--- WHAT IS REQUIRED ---
Of the lines in the data below, count the ones holding the string "part", and answer with that number only.

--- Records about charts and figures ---
###

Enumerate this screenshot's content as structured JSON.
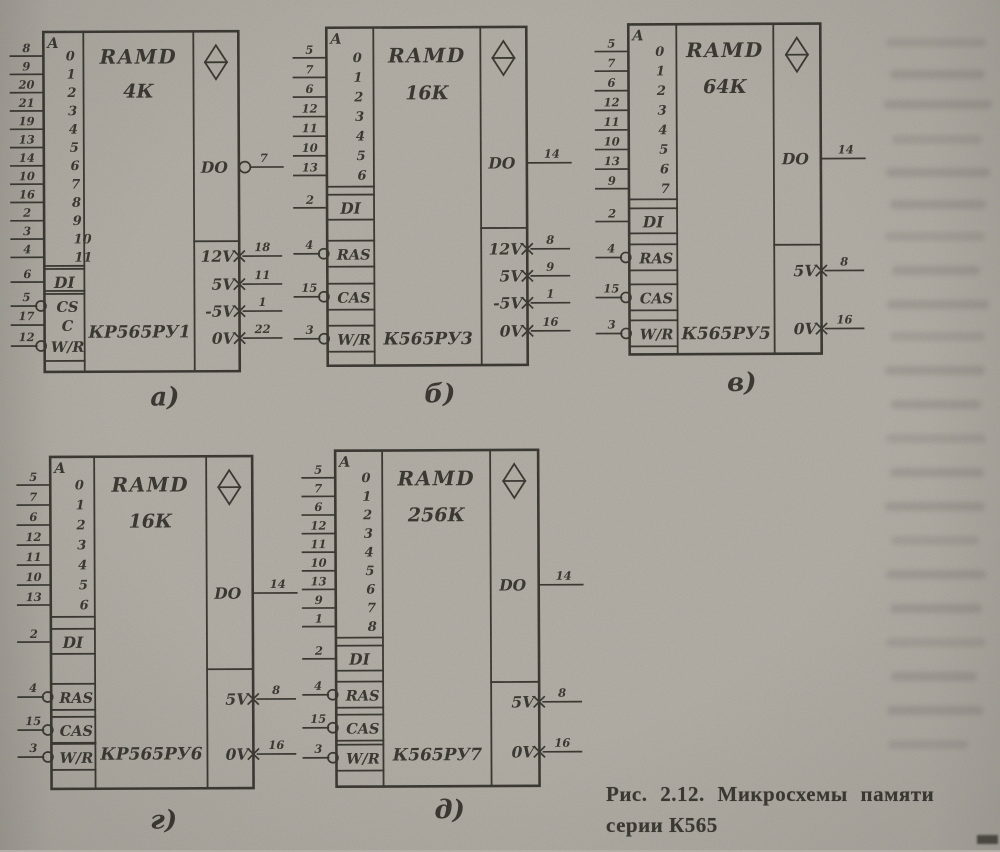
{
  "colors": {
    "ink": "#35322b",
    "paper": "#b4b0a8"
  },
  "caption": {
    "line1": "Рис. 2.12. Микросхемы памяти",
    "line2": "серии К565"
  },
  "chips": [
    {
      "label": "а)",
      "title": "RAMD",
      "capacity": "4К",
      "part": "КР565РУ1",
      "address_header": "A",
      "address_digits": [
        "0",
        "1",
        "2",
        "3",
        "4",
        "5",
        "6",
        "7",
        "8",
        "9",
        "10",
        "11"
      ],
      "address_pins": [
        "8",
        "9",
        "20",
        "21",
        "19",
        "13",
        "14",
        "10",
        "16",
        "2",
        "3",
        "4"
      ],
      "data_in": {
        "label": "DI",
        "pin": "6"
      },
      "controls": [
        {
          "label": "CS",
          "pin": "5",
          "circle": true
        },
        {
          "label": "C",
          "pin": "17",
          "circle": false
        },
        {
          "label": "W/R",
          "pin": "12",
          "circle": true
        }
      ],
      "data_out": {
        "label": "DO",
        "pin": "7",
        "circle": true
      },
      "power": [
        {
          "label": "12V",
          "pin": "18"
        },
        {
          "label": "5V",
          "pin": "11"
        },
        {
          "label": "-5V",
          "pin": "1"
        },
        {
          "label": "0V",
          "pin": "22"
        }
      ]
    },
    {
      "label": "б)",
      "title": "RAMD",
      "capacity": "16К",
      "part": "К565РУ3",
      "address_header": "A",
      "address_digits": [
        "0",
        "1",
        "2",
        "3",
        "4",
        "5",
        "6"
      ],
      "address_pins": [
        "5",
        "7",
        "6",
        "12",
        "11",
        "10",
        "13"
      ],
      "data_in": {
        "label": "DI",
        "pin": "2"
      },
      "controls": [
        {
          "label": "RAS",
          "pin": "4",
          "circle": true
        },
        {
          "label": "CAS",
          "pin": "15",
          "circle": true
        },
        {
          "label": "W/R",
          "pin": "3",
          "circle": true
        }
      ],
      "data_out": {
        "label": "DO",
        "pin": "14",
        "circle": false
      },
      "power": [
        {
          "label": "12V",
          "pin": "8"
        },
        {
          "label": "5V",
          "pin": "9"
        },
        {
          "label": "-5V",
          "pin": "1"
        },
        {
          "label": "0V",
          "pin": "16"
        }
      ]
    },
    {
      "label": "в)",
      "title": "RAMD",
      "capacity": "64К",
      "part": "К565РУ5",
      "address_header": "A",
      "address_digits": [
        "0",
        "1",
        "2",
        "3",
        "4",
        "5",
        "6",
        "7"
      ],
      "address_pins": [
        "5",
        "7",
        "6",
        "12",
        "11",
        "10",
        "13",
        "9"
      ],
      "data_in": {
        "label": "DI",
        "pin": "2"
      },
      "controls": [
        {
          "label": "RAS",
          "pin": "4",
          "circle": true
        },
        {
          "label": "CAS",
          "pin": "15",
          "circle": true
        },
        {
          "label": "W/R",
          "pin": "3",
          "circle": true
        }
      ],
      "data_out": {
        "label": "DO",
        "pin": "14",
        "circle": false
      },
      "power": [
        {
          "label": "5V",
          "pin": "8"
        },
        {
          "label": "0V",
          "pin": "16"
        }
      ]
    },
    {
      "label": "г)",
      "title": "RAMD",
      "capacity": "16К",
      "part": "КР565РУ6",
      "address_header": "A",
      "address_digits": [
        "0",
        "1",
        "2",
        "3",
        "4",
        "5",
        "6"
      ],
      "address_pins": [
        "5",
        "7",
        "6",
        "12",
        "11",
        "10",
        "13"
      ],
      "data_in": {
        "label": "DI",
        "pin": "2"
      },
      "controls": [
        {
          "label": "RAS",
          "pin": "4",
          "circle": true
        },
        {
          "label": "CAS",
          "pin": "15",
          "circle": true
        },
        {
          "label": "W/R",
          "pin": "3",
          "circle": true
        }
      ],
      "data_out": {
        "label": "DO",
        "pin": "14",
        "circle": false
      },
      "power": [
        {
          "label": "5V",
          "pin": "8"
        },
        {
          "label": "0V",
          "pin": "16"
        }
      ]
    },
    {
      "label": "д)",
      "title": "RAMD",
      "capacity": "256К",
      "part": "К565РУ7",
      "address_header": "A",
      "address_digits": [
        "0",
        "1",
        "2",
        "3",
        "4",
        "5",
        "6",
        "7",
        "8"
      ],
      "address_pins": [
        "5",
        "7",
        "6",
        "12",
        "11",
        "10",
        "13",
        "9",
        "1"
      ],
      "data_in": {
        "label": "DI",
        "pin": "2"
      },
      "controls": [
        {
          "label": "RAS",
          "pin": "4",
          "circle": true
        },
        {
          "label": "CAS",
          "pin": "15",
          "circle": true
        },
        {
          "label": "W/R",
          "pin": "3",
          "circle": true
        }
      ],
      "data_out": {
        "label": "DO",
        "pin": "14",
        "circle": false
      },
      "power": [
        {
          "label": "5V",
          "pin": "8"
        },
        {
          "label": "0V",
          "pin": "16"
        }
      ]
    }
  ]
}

###

--- ANSWER TO THE EXERCISE ---
5